Quote the whole listing word for word. Do not include the pictures.

══ Given data

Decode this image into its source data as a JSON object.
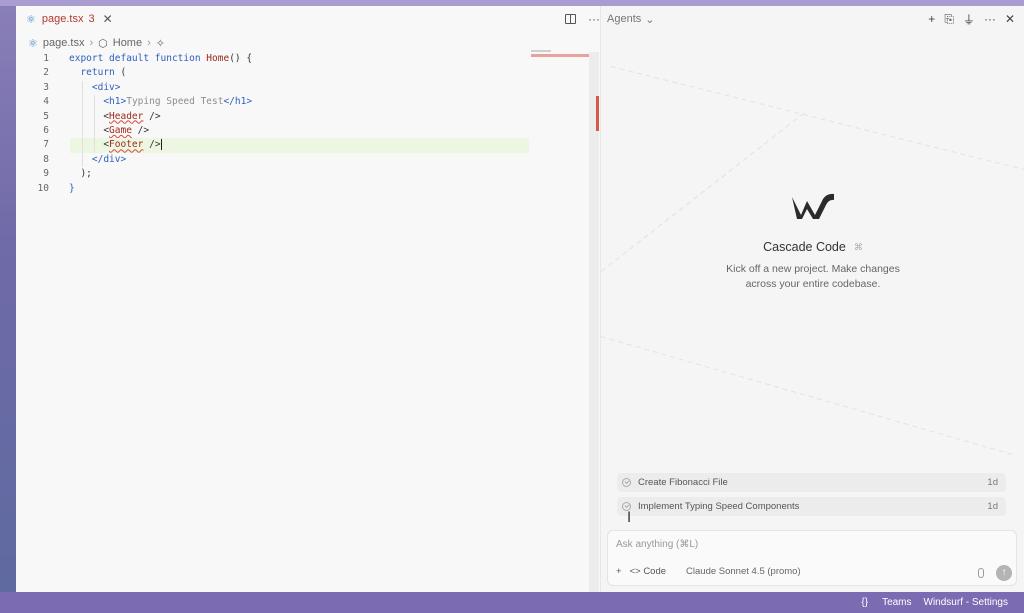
{
  "editor": {
    "tab": {
      "filename": "page.tsx",
      "problems": "3",
      "close": "✕"
    },
    "tab_actions": {
      "more": "···"
    },
    "breadcrumb": {
      "file": "page.tsx",
      "sep1": "›",
      "symbol": "Home",
      "sep2": "›"
    },
    "lines": [
      {
        "n": "1"
      },
      {
        "n": "2"
      },
      {
        "n": "3"
      },
      {
        "n": "4"
      },
      {
        "n": "5"
      },
      {
        "n": "6"
      },
      {
        "n": "7"
      },
      {
        "n": "8"
      },
      {
        "n": "9"
      },
      {
        "n": "10"
      }
    ]
  },
  "agent": {
    "title": "Agents",
    "chevron": "⌄",
    "actions": {
      "add": "+",
      "more": "···",
      "close": "✕"
    },
    "hero": {
      "title": "Cascade Code",
      "shortcut": "⌘",
      "subtitle_line1": "Kick off a new project. Make changes",
      "subtitle_line2": "across your entire codebase."
    },
    "conversations": [
      {
        "title": "Create Fibonacci File",
        "age": "1d"
      },
      {
        "title": "Implement Typing Speed Components",
        "age": "1d"
      }
    ],
    "input": {
      "placeholder": "Ask anything (⌘L)",
      "add": "+",
      "mode": "Code",
      "model": "Claude Sonnet 4.5 (promo)",
      "send": "↑"
    }
  },
  "statusbar": {
    "teams": "Teams",
    "settings": "Windsurf - Settings"
  },
  "colors": {
    "accent": "#7b6bb2",
    "error": "#b2392f",
    "keyword": "#2d5fbf"
  }
}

════

» **Exercise answer**:
Decode this image into its source data as a JSON object.
{
  "editor": {
    "tab": {
      "filename": "page.tsx",
      "problems": "3",
      "close": "✕"
    },
    "tab_actions": {
      "more": "···"
    },
    "breadcrumb": {
      "file": "page.tsx",
      "sep1": "›",
      "symbol": "Home",
      "sep2": "›"
    },
    "lines": [
      {
        "n": "1"
      },
      {
        "n": "2"
      },
      {
        "n": "3"
      },
      {
        "n": "4"
      },
      {
        "n": "5"
      },
      {
        "n": "6"
      },
      {
        "n": "7"
      },
      {
        "n": "8"
      },
      {
        "n": "9"
      },
      {
        "n": "10"
      }
    ]
  },
  "agent": {
    "title": "Agents",
    "chevron": "⌄",
    "actions": {
      "add": "+",
      "more": "···",
      "close": "✕"
    },
    "hero": {
      "title": "Cascade Code",
      "shortcut": "⌘",
      "subtitle_line1": "Kick off a new project. Make changes",
      "subtitle_line2": "across your entire codebase."
    },
    "conversations": [
      {
        "title": "Create Fibonacci File",
        "age": "1d"
      },
      {
        "title": "Implement Typing Speed Components",
        "age": "1d"
      }
    ],
    "input": {
      "placeholder": "Ask anything (⌘L)",
      "add": "+",
      "mode": "Code",
      "model": "Claude Sonnet 4.5 (promo)",
      "send": "↑"
    }
  },
  "statusbar": {
    "teams": "Teams",
    "settings": "Windsurf - Settings"
  },
  "colors": {
    "accent": "#7b6bb2",
    "error": "#b2392f",
    "keyword": "#2d5fbf"
  }
}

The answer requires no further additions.